Exactly repeat the material, dropping every picture from the copy.

TASK MATERIAL
◆ ◆ ◆ ◆ ◆ ◆ ◆

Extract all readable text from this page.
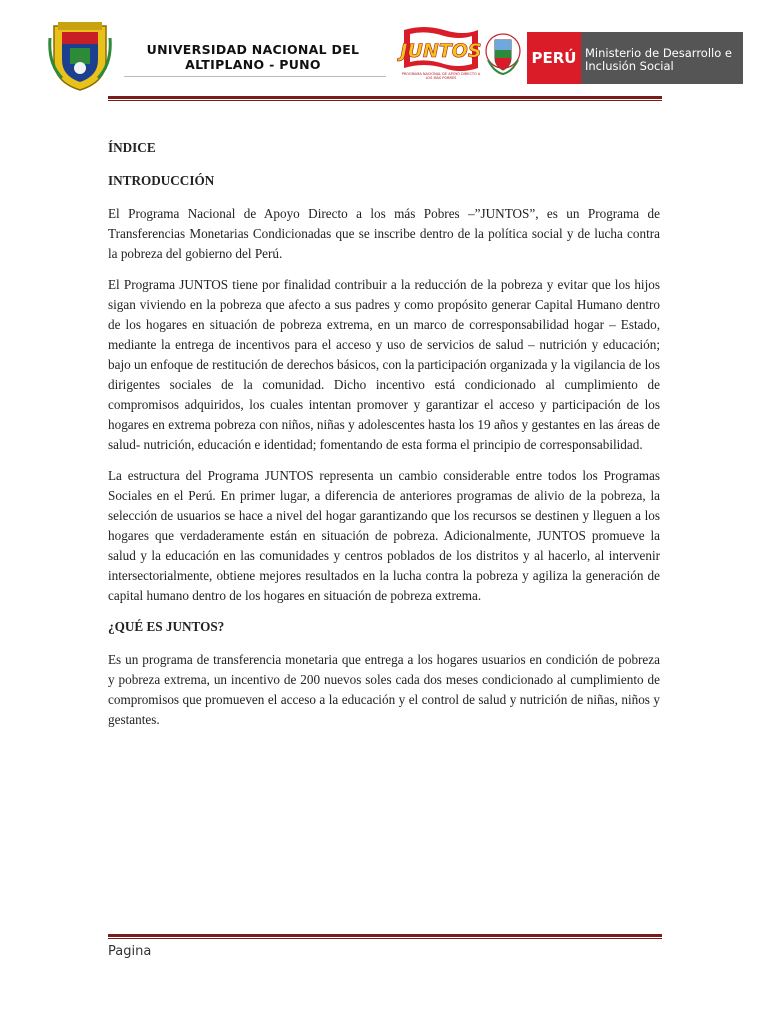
UNIVERSIDAD NACIONAL DEL ALTIPLANO - PUNO
JUNTOS
PROGRAMA NACIONAL DE APOYO DIRECTO A LOS MÁS POBRES
PERÚ Ministerio de Desarrollo e Inclusión Social
ÍNDICE
INTRODUCCIÓN

El Programa Nacional de Apoyo Directo a los más Pobres –”JUNTOS”, es un Programa de Transferencias Monetarias Condicionadas que se inscribe dentro de la política social y de lucha contra la pobreza del gobierno del Perú.

El Programa JUNTOS tiene por finalidad contribuir a la reducción de la pobreza y evitar que los hijos sigan viviendo en la pobreza que afecto a sus padres y como propósito generar Capital Humano dentro de los hogares en situación de pobreza extrema, en un marco de corresponsabilidad hogar – Estado, mediante la entrega de incentivos para el acceso y uso de servicios de salud – nutrición y educación; bajo un enfoque de restitución de derechos básicos, con la participación organizada y la vigilancia de los dirigentes sociales de la comunidad. Dicho incentivo está condicionado al cumplimiento de compromisos adquiridos, los cuales intentan promover y garantizar el acceso y participación de los hogares en extrema pobreza con niños, niñas y adolescentes hasta los 19 años y gestantes en las áreas de salud- nutrición, educación e identidad; fomentando de esta forma el principio de corresponsabilidad.

La estructura del Programa JUNTOS representa un cambio considerable entre todos los Programas Sociales en el Perú. En primer lugar, a diferencia de anteriores programas de alivio de la pobreza, la selección de usuarios se hace a nivel del hogar garantizando que los recursos se destinen y lleguen a los hogares que verdaderamente están en situación de pobreza. Adicionalmente, JUNTOS promueve la salud y la educación en las comunidades y centros poblados de los distritos y al hacerlo, al intervenir intersectorialmente, obtiene mejores resultados en la lucha contra la pobreza y agiliza la generación de capital humano dentro de los hogares en situación de pobreza extrema.

¿QUÉ ES JUNTOS?

Es un programa de transferencia monetaria que entrega a los hogares usuarios en condición de pobreza y pobreza extrema, un incentivo de 200 nuevos soles cada dos meses condicionado al cumplimiento de compromisos que promueven el acceso a la educación y el control de salud y nutrición de niñas, niños y gestantes.

Pagina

◆ ◆ ◆ ◆ ◆ ◆ ◆

SOLUTION
Extract all readable text from this page.
UNIVERSIDAD NACIONAL DEL ALTIPLANO - PUNO
JUNTOS
PROGRAMA NACIONAL DE APOYO DIRECTO A LOS MÁS POBRES
PERÚ Ministerio de Desarrollo e Inclusión Social
ÍNDICE
INTRODUCCIÓN

El Programa Nacional de Apoyo Directo a los más Pobres –”JUNTOS”, es un Programa de Transferencias Monetarias Condicionadas que se inscribe dentro de la política social y de lucha contra la pobreza del gobierno del Perú.

El Programa JUNTOS tiene por finalidad contribuir a la reducción de la pobreza y evitar que los hijos sigan viviendo en la pobreza que afecto a sus padres y como propósito generar Capital Humano dentro de los hogares en situación de pobreza extrema, en un marco de corresponsabilidad hogar – Estado, mediante la entrega de incentivos para el acceso y uso de servicios de salud – nutrición y educación; bajo un enfoque de restitución de derechos básicos, con la participación organizada y la vigilancia de los dirigentes sociales de la comunidad. Dicho incentivo está condicionado al cumplimiento de compromisos adquiridos, los cuales intentan promover y garantizar el acceso y participación de los hogares en extrema pobreza con niños, niñas y adolescentes hasta los 19 años y gestantes en las áreas de salud- nutrición, educación e identidad; fomentando de esta forma el principio de corresponsabilidad.

La estructura del Programa JUNTOS representa un cambio considerable entre todos los Programas Sociales en el Perú. En primer lugar, a diferencia de anteriores programas de alivio de la pobreza, la selección de usuarios se hace a nivel del hogar garantizando que los recursos se destinen y lleguen a los hogares que verdaderamente están en situación de pobreza. Adicionalmente, JUNTOS promueve la salud y la educación en las comunidades y centros poblados de los distritos y al hacerlo, al intervenir intersectorialmente, obtiene mejores resultados en la lucha contra la pobreza y agiliza la generación de capital humano dentro de los hogares en situación de pobreza extrema.

¿QUÉ ES JUNTOS?

Es un programa de transferencia monetaria que entrega a los hogares usuarios en condición de pobreza y pobreza extrema, un incentivo de 200 nuevos soles cada dos meses condicionado al cumplimiento de compromisos que promueven el acceso a la educación y el control de salud y nutrición de niñas, niños y gestantes.

Pagina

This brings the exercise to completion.